== RECORDED INFORMATION
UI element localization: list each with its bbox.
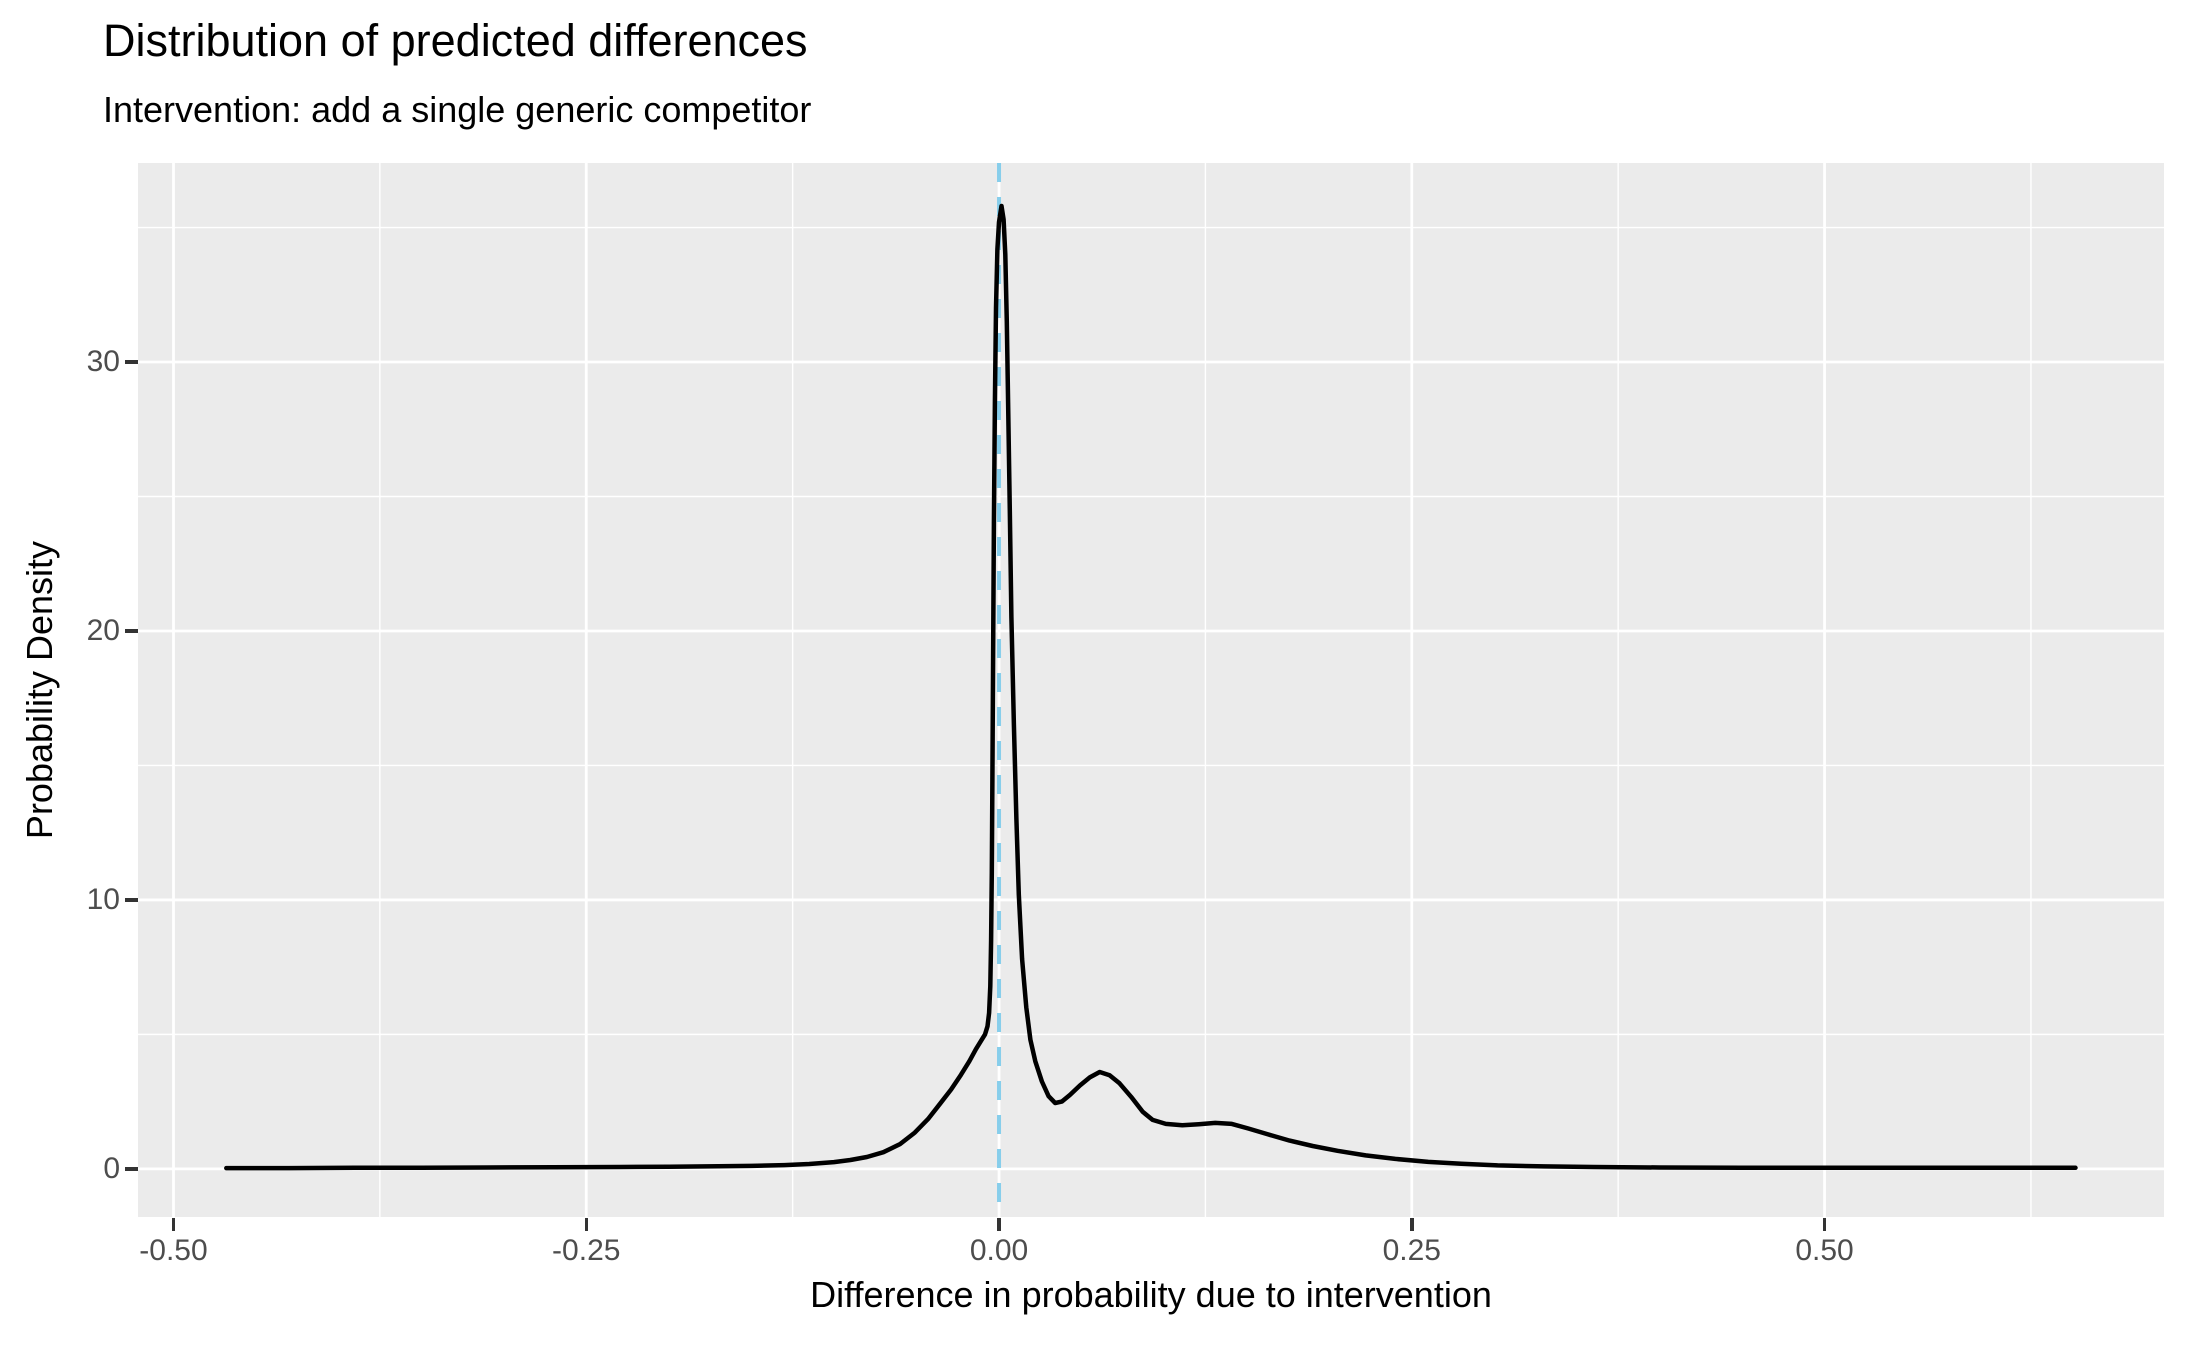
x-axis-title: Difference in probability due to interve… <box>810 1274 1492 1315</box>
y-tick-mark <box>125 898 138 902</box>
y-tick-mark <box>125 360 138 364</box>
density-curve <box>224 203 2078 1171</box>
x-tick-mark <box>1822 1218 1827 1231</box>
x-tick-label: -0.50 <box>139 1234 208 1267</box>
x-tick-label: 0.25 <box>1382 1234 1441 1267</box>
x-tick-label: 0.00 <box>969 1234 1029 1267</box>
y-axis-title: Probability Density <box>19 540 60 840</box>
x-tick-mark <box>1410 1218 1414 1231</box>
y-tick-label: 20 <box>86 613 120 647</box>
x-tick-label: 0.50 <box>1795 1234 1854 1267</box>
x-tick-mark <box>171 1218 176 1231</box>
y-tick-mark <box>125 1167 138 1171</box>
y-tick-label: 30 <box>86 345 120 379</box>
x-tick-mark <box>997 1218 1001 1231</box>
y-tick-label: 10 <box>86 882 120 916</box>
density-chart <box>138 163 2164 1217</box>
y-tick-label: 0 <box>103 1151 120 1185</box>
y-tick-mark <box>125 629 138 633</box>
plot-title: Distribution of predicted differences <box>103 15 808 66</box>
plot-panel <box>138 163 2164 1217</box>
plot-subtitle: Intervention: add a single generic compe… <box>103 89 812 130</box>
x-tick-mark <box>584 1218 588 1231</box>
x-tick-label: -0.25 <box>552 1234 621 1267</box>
====
== RECORDED INFORMATION
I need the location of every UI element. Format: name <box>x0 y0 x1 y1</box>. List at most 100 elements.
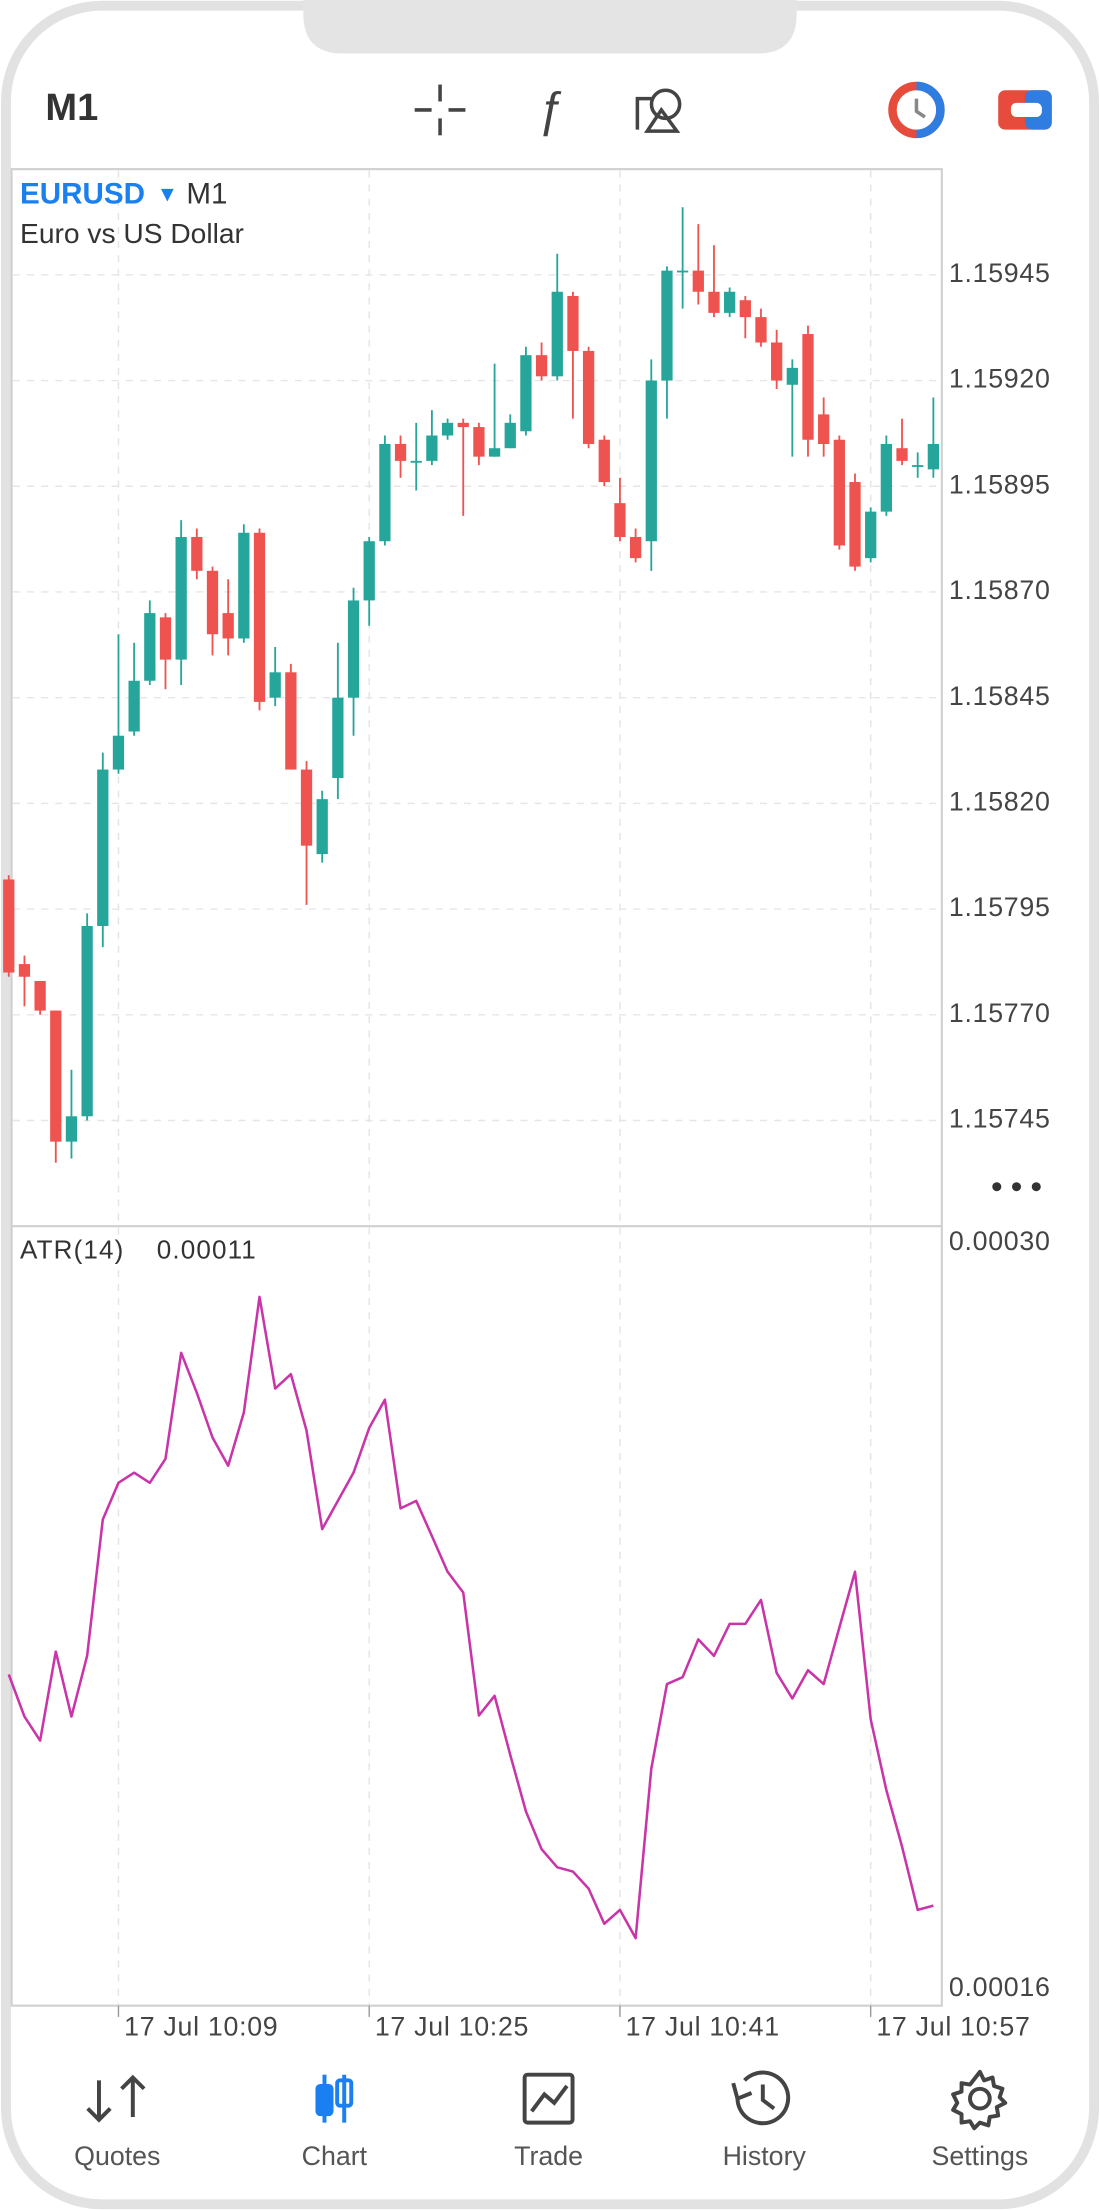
====
• _SHORT PROBLEM_
Format as a JSON list of strings the rows starting at the line containing "UI element localization: list" and ending at the line containing "x-tick-label: 0.25 <box>1382", one string per line, with blank lines omitted and the pictures left out.

• _EXERCISE OUTPUT_
[
  "UI element localization: list each with its bbox.",
  "x-axis-title: Difference in probability due to interve… <box>810 1274 1492 1315</box>",
  "y-tick-mark <box>125 898 138 902</box>",
  "y-tick-mark <box>125 360 138 364</box>",
  "density-curve <box>224 203 2078 1171</box>",
  "x-tick-mark <box>1822 1218 1827 1231</box>",
  "x-tick-label: -0.50 <box>139 1234 208 1267</box>",
  "x-tick-label: 0.25 <box>1382 1234 1441 1267</box>"
]